Your instructions:
Present every line in which the string "Having" appears.

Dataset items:
Begin

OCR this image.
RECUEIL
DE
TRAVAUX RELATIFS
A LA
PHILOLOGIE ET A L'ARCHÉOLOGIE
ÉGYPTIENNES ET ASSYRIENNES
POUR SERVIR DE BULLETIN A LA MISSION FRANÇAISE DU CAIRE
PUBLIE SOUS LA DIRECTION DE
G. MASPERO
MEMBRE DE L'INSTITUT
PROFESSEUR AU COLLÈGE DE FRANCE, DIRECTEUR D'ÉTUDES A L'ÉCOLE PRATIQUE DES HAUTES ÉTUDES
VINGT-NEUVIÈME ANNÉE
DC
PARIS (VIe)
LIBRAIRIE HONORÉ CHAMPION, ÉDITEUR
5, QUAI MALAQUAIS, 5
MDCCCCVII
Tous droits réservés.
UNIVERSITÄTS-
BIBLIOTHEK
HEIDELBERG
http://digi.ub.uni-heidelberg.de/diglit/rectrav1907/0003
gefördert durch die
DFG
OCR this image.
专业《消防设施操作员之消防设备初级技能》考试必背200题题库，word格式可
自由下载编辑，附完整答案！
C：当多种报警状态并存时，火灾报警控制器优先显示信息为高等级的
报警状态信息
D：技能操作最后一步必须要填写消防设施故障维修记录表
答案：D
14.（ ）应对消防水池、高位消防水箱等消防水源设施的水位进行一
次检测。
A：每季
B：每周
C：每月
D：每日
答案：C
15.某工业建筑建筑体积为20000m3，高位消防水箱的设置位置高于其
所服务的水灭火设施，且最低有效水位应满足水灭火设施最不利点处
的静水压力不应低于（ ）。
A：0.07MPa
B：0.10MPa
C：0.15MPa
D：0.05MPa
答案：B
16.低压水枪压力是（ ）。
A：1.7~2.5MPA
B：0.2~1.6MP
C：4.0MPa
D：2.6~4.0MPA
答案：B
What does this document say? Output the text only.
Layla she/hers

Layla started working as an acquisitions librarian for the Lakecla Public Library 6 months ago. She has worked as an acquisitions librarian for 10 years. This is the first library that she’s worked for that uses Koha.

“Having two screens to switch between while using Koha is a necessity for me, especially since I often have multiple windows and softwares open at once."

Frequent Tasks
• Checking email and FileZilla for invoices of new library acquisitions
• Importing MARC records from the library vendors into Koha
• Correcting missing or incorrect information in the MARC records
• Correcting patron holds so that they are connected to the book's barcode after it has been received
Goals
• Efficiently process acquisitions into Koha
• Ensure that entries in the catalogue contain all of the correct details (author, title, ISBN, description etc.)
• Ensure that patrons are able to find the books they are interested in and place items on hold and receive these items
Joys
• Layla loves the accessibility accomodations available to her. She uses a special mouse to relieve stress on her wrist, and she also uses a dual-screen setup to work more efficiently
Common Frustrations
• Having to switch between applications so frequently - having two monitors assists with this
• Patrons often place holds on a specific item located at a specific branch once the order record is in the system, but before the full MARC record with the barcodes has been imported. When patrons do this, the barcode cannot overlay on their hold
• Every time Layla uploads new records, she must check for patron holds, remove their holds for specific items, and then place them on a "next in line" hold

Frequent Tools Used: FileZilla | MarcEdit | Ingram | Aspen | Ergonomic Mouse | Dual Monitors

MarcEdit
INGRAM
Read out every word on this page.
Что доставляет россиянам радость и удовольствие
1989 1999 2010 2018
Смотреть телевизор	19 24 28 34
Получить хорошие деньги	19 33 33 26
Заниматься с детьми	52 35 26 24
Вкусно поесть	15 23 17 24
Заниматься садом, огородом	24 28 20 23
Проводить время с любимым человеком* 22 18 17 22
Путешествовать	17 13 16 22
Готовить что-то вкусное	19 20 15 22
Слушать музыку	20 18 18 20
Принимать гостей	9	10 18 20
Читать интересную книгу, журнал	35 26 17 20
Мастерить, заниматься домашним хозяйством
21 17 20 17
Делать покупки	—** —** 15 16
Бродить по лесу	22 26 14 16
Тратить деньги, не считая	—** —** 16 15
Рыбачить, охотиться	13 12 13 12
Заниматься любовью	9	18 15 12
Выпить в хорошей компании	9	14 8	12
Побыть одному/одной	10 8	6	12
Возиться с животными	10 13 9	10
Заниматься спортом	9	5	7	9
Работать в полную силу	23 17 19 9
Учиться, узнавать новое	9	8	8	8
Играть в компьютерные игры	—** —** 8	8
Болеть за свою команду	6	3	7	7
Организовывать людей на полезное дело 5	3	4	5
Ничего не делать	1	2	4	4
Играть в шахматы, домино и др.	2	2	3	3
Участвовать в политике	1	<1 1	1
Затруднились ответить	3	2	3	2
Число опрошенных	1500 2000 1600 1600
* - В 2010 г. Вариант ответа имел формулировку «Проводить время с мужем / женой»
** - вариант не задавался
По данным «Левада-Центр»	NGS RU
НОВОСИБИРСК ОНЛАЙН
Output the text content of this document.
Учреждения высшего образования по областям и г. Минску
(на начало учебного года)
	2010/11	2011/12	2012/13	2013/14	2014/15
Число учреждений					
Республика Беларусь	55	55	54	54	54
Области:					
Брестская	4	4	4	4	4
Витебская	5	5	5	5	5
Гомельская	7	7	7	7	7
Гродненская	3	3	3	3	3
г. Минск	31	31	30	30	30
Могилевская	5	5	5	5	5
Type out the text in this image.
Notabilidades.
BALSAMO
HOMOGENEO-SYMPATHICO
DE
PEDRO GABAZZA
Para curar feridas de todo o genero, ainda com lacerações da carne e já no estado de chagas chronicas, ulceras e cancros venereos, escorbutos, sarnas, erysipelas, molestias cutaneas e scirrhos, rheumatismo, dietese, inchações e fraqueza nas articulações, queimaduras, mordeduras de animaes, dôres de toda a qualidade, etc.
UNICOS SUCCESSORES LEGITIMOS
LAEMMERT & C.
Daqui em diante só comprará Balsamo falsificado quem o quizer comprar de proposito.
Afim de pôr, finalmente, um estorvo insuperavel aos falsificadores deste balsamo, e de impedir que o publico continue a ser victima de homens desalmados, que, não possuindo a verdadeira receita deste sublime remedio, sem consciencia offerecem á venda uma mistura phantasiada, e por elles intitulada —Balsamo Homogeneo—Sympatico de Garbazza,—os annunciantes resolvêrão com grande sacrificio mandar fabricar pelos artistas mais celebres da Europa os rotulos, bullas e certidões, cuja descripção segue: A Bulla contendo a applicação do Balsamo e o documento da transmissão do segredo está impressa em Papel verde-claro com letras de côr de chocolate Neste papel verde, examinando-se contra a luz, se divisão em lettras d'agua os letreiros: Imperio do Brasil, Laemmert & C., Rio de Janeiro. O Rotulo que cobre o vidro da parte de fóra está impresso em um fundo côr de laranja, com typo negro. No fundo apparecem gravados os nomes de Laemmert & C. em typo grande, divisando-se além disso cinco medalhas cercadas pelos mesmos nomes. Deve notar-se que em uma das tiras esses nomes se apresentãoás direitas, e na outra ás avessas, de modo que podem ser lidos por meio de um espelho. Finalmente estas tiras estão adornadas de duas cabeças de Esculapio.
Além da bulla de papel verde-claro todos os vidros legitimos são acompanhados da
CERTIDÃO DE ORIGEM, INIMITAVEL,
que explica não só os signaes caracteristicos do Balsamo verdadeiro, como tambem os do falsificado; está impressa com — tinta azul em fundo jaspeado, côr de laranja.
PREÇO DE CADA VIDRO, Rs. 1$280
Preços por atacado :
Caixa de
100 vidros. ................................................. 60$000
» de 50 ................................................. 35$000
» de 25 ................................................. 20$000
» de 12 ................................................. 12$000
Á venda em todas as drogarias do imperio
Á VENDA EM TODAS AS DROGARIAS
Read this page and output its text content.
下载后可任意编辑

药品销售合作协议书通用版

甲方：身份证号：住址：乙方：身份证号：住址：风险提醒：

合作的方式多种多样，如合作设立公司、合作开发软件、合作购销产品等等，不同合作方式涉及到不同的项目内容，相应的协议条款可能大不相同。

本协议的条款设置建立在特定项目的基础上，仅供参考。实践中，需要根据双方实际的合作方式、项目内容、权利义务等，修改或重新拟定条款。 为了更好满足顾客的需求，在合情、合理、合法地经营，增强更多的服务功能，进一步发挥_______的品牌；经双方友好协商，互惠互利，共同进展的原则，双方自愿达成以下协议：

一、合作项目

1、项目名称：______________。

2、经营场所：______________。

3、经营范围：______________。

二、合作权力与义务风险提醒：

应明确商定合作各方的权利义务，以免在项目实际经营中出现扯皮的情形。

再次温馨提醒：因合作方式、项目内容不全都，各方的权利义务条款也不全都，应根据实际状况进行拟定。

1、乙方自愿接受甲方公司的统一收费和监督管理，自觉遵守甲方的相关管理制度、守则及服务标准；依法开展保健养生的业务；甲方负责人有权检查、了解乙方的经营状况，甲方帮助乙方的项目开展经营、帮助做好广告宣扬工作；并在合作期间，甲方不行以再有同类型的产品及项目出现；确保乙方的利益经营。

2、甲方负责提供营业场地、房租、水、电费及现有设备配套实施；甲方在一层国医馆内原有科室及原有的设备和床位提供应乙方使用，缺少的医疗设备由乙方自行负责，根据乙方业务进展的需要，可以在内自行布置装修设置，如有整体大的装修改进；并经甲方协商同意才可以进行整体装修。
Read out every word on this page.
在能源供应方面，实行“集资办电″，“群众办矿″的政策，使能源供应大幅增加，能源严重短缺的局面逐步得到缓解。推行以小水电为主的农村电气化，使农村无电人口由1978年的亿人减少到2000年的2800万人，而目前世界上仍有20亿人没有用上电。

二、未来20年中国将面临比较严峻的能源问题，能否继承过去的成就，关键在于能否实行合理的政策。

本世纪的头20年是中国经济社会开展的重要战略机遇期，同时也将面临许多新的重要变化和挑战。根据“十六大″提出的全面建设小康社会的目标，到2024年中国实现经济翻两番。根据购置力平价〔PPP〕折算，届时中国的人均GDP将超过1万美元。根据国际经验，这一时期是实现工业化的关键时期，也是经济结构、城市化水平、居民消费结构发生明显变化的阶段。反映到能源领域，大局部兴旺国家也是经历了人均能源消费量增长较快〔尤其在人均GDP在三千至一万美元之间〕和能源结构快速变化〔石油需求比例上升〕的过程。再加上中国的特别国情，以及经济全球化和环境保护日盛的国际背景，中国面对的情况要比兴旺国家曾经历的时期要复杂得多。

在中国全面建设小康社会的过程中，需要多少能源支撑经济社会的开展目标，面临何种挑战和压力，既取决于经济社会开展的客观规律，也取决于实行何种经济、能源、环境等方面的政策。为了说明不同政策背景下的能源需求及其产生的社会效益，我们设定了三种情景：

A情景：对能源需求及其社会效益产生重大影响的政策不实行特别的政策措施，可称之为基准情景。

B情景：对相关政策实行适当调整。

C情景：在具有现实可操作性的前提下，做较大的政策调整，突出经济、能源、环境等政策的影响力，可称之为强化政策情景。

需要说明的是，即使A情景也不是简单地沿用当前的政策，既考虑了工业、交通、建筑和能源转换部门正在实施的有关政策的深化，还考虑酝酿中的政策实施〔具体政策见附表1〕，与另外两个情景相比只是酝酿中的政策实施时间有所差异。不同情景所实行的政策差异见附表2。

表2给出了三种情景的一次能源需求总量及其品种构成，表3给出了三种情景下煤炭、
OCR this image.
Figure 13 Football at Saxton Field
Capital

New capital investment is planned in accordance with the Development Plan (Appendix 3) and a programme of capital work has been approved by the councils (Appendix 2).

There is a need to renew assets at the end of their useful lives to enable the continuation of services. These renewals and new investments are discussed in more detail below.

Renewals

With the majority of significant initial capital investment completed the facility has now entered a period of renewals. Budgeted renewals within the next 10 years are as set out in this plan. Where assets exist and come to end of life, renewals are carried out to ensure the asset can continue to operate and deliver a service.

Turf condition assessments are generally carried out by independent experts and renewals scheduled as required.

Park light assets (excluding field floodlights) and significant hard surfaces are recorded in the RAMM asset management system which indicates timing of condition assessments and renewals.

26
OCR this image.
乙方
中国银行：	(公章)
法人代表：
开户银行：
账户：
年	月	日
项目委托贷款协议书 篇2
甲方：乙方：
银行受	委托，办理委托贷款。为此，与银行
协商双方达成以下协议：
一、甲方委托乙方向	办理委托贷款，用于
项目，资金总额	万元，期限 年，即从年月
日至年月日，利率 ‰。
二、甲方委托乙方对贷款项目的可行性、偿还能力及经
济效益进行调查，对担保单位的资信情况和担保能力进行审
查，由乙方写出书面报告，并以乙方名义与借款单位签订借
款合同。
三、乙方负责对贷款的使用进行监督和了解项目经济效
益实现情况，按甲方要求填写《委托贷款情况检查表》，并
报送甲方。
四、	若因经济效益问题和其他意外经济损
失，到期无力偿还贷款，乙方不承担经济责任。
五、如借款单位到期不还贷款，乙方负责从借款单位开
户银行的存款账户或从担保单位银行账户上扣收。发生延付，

End

Response:
“Having two screens to switch between while using Koha is a necessity for me, especially since I often have multiple windows and softwares open at once."
• Having to switch between applications so frequently - having two monitors assists with this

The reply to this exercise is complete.